Stored entries:
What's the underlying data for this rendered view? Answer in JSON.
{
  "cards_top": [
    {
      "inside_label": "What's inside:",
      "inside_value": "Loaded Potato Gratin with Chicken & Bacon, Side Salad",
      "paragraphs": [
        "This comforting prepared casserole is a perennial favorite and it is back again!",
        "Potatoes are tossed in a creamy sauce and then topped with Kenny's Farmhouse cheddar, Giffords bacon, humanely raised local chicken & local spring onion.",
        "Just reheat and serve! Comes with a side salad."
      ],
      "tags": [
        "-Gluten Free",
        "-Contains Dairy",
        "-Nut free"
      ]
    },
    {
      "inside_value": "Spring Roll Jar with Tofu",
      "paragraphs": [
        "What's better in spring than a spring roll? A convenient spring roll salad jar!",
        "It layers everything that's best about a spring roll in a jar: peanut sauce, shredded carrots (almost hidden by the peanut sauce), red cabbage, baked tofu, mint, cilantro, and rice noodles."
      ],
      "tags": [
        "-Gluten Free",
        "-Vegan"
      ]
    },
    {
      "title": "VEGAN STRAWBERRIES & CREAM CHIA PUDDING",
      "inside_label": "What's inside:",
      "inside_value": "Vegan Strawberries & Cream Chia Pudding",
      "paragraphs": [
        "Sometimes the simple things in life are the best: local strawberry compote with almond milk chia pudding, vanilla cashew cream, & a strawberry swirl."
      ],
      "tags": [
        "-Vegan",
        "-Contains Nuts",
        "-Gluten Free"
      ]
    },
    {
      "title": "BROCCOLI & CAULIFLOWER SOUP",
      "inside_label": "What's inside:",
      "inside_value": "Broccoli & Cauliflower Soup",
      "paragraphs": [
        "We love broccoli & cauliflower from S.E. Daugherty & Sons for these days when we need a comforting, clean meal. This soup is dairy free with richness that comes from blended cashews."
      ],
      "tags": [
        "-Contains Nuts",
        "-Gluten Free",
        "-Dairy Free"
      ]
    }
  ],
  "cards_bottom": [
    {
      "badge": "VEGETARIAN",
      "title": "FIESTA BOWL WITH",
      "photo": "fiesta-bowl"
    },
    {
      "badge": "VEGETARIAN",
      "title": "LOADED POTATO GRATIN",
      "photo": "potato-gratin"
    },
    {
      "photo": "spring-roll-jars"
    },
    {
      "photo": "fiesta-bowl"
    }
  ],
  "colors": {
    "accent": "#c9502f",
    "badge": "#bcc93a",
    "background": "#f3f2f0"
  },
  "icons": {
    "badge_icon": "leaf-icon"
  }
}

# Written instruction:
Copy out all of the lines above exactly.

# Solution to the problem:
What's the underlying data for this rendered view? Answer in JSON.
{
  "cards_top": [
    {
      "inside_label": "What's inside:",
      "inside_value": "Loaded Potato Gratin with Chicken & Bacon, Side Salad",
      "paragraphs": [
        "This comforting prepared casserole is a perennial favorite and it is back again!",
        "Potatoes are tossed in a creamy sauce and then topped with Kenny's Farmhouse cheddar, Giffords bacon, humanely raised local chicken & local spring onion.",
        "Just reheat and serve! Comes with a side salad."
      ],
      "tags": [
        "-Gluten Free",
        "-Contains Dairy",
        "-Nut free"
      ]
    },
    {
      "inside_value": "Spring Roll Jar with Tofu",
      "paragraphs": [
        "What's better in spring than a spring roll? A convenient spring roll salad jar!",
        "It layers everything that's best about a spring roll in a jar: peanut sauce, shredded carrots (almost hidden by the peanut sauce), red cabbage, baked tofu, mint, cilantro, and rice noodles."
      ],
      "tags": [
        "-Gluten Free",
        "-Vegan"
      ]
    },
    {
      "title": "VEGAN STRAWBERRIES & CREAM CHIA PUDDING",
      "inside_label": "What's inside:",
      "inside_value": "Vegan Strawberries & Cream Chia Pudding",
      "paragraphs": [
        "Sometimes the simple things in life are the best: local strawberry compote with almond milk chia pudding, vanilla cashew cream, & a strawberry swirl."
      ],
      "tags": [
        "-Vegan",
        "-Contains Nuts",
        "-Gluten Free"
      ]
    },
    {
      "title": "BROCCOLI & CAULIFLOWER SOUP",
      "inside_label": "What's inside:",
      "inside_value": "Broccoli & Cauliflower Soup",
      "paragraphs": [
        "We love broccoli & cauliflower from S.E. Daugherty & Sons for these days when we need a comforting, clean meal. This soup is dairy free with richness that comes from blended cashews."
      ],
      "tags": [
        "-Contains Nuts",
        "-Gluten Free",
        "-Dairy Free"
      ]
    }
  ],
  "cards_bottom": [
    {
      "badge": "VEGETARIAN",
      "title": "FIESTA BOWL WITH",
      "photo": "fiesta-bowl"
    },
    {
      "badge": "VEGETARIAN",
      "title": "LOADED POTATO GRATIN",
      "photo": "potato-gratin"
    },
    {
      "photo": "spring-roll-jars"
    },
    {
      "photo": "fiesta-bowl"
    }
  ],
  "colors": {
    "accent": "#c9502f",
    "badge": "#bcc93a",
    "background": "#f3f2f0"
  },
  "icons": {
    "badge_icon": "leaf-icon"
  }
}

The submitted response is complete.